## Short problem
Retype the material below. Keep every word exactly as it is.
>> Begin
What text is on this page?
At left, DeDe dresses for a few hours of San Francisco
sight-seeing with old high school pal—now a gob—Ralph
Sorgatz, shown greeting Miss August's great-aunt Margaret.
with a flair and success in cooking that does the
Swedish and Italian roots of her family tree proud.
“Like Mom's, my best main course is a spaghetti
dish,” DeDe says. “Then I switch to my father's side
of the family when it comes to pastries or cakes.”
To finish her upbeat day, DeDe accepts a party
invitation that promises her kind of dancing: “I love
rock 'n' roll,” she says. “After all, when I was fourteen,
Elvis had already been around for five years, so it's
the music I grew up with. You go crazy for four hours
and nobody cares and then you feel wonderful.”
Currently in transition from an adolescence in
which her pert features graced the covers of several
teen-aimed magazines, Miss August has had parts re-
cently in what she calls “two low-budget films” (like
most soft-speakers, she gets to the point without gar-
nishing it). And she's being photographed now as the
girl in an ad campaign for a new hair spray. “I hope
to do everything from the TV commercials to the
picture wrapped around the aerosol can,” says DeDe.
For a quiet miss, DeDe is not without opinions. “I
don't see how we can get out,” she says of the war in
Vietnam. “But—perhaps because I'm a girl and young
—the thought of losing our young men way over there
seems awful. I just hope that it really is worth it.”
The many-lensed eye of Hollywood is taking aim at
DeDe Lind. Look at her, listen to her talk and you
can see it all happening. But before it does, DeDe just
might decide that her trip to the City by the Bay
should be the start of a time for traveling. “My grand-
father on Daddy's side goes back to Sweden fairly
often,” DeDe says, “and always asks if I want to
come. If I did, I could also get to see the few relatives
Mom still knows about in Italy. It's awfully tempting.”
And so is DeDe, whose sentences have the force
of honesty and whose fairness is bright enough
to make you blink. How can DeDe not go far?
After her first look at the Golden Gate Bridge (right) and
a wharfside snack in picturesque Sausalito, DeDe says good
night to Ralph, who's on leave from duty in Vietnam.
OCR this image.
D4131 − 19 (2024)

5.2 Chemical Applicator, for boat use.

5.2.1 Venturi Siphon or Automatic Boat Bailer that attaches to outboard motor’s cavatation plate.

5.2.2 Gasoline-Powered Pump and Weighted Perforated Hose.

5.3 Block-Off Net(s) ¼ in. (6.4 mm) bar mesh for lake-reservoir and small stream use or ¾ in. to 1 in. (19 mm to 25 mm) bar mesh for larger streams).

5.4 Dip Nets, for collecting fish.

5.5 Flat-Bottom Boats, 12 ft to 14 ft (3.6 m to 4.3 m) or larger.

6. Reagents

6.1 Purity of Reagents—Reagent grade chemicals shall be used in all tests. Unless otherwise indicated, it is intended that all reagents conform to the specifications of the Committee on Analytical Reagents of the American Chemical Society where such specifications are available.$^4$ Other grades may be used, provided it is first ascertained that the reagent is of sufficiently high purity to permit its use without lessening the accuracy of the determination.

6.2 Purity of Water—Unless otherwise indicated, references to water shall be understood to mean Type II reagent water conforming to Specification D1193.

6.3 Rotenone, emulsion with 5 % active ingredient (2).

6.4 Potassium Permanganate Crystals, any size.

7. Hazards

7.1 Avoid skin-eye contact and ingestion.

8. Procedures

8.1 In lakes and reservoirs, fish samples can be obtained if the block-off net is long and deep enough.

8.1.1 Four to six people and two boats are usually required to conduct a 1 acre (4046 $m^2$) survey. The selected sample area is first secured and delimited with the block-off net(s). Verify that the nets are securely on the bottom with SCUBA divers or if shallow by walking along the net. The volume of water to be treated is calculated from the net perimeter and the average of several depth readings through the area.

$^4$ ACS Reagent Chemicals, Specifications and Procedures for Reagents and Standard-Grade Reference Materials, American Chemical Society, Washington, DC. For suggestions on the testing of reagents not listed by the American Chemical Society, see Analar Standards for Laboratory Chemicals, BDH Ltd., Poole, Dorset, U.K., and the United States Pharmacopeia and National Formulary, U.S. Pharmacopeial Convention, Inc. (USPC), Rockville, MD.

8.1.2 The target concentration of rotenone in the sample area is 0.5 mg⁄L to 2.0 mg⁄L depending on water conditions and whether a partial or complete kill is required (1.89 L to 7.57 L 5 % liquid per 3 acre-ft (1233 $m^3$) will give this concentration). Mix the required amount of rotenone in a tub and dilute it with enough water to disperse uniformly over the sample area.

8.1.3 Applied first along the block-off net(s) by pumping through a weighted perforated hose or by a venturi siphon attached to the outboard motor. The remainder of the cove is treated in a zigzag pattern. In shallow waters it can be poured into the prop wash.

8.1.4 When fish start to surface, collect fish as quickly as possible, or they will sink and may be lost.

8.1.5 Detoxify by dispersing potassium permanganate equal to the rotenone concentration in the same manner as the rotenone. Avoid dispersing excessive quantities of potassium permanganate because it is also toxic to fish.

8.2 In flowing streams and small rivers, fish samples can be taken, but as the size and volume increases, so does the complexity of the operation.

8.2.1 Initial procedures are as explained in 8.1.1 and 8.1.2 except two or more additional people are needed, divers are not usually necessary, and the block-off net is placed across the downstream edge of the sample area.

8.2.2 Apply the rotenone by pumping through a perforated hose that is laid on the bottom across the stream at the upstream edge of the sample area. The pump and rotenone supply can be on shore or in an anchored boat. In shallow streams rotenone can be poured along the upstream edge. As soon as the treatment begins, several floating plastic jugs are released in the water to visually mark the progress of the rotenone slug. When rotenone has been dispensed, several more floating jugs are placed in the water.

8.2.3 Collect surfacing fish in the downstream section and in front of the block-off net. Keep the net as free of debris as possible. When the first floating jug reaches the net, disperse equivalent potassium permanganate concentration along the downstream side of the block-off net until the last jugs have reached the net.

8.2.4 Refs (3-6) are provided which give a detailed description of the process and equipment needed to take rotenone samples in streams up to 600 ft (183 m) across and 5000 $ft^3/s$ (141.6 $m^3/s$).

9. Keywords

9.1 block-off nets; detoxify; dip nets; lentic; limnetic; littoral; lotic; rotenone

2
>> End
## Solution below
What text is on this page?
At left, DeDe dresses for a few hours of San Francisco
sight-seeing with old high school pal—now a gob—Ralph
Sorgatz, shown greeting Miss August's great-aunt Margaret.
with a flair and success in cooking that does the
Swedish and Italian roots of her family tree proud.
“Like Mom's, my best main course is a spaghetti
dish,” DeDe says. “Then I switch to my father's side
of the family when it comes to pastries or cakes.”
To finish her upbeat day, DeDe accepts a party
invitation that promises her kind of dancing: “I love
rock 'n' roll,” she says. “After all, when I was fourteen,
Elvis had already been around for five years, so it's
the music I grew up with. You go crazy for four hours
and nobody cares and then you feel wonderful.”
Currently in transition from an adolescence in
which her pert features graced the covers of several
teen-aimed magazines, Miss August has had parts re-
cently in what she calls “two low-budget films” (like
most soft-speakers, she gets to the point without gar-
nishing it). And she's being photographed now as the
girl in an ad campaign for a new hair spray. “I hope
to do everything from the TV commercials to the
picture wrapped around the aerosol can,” says DeDe.
For a quiet miss, DeDe is not without opinions. “I
don't see how we can get out,” she says of the war in
Vietnam. “But—perhaps because I'm a girl and young
—the thought of losing our young men way over there
seems awful. I just hope that it really is worth it.”
The many-lensed eye of Hollywood is taking aim at
DeDe Lind. Look at her, listen to her talk and you
can see it all happening. But before it does, DeDe just
might decide that her trip to the City by the Bay
should be the start of a time for traveling. “My grand-
father on Daddy's side goes back to Sweden fairly
often,” DeDe says, “and always asks if I want to
come. If I did, I could also get to see the few relatives
Mom still knows about in Italy. It's awfully tempting.”
And so is DeDe, whose sentences have the force
of honesty and whose fairness is bright enough
to make you blink. How can DeDe not go far?
After her first look at the Golden Gate Bridge (right) and
a wharfside snack in picturesque Sausalito, DeDe says good
night to Ralph, who's on leave from duty in Vietnam.
OCR this image.
D4131 − 19 (2024)

5.2 Chemical Applicator, for boat use.

5.2.1 Venturi Siphon or Automatic Boat Bailer that attaches to outboard motor’s cavatation plate.

5.2.2 Gasoline-Powered Pump and Weighted Perforated Hose.

5.3 Block-Off Net(s) ¼ in. (6.4 mm) bar mesh for lake-reservoir and small stream use or ¾ in. to 1 in. (19 mm to 25 mm) bar mesh for larger streams).

5.4 Dip Nets, for collecting fish.

5.5 Flat-Bottom Boats, 12 ft to 14 ft (3.6 m to 4.3 m) or larger.

6. Reagents

6.1 Purity of Reagents—Reagent grade chemicals shall be used in all tests. Unless otherwise indicated, it is intended that all reagents conform to the specifications of the Committee on Analytical Reagents of the American Chemical Society where such specifications are available.$^4$ Other grades may be used, provided it is first ascertained that the reagent is of sufficiently high purity to permit its use without lessening the accuracy of the determination.

6.2 Purity of Water—Unless otherwise indicated, references to water shall be understood to mean Type II reagent water conforming to Specification D1193.

6.3 Rotenone, emulsion with 5 % active ingredient (2).

6.4 Potassium Permanganate Crystals, any size.

7. Hazards

7.1 Avoid skin-eye contact and ingestion.

8. Procedures

8.1 In lakes and reservoirs, fish samples can be obtained if the block-off net is long and deep enough.

8.1.1 Four to six people and two boats are usually required to conduct a 1 acre (4046 $m^2$) survey. The selected sample area is first secured and delimited with the block-off net(s). Verify that the nets are securely on the bottom with SCUBA divers or if shallow by walking along the net. The volume of water to be treated is calculated from the net perimeter and the average of several depth readings through the area.

$^4$ ACS Reagent Chemicals, Specifications and Procedures for Reagents and Standard-Grade Reference Materials, American Chemical Society, Washington, DC. For suggestions on the testing of reagents not listed by the American Chemical Society, see Analar Standards for Laboratory Chemicals, BDH Ltd., Poole, Dorset, U.K., and the United States Pharmacopeia and National Formulary, U.S. Pharmacopeial Convention, Inc. (USPC), Rockville, MD.

8.1.2 The target concentration of rotenone in the sample area is 0.5 mg⁄L to 2.0 mg⁄L depending on water conditions and whether a partial or complete kill is required (1.89 L to 7.57 L 5 % liquid per 3 acre-ft (1233 $m^3$) will give this concentration). Mix the required amount of rotenone in a tub and dilute it with enough water to disperse uniformly over the sample area.

8.1.3 Applied first along the block-off net(s) by pumping through a weighted perforated hose or by a venturi siphon attached to the outboard motor. The remainder of the cove is treated in a zigzag pattern. In shallow waters it can be poured into the prop wash.

8.1.4 When fish start to surface, collect fish as quickly as possible, or they will sink and may be lost.

8.1.5 Detoxify by dispersing potassium permanganate equal to the rotenone concentration in the same manner as the rotenone. Avoid dispersing excessive quantities of potassium permanganate because it is also toxic to fish.

8.2 In flowing streams and small rivers, fish samples can be taken, but as the size and volume increases, so does the complexity of the operation.

8.2.1 Initial procedures are as explained in 8.1.1 and 8.1.2 except two or more additional people are needed, divers are not usually necessary, and the block-off net is placed across the downstream edge of the sample area.

8.2.2 Apply the rotenone by pumping through a perforated hose that is laid on the bottom across the stream at the upstream edge of the sample area. The pump and rotenone supply can be on shore or in an anchored boat. In shallow streams rotenone can be poured along the upstream edge. As soon as the treatment begins, several floating plastic jugs are released in the water to visually mark the progress of the rotenone slug. When rotenone has been dispensed, several more floating jugs are placed in the water.

8.2.3 Collect surfacing fish in the downstream section and in front of the block-off net. Keep the net as free of debris as possible. When the first floating jug reaches the net, disperse equivalent potassium permanganate concentration along the downstream side of the block-off net until the last jugs have reached the net.

8.2.4 Refs (3-6) are provided which give a detailed description of the process and equipment needed to take rotenone samples in streams up to 600 ft (183 m) across and 5000 $ft^3/s$ (141.6 $m^3/s$).

9. Keywords

9.1 block-off nets; detoxify; dip nets; lentic; limnetic; littoral; lotic; rotenone

2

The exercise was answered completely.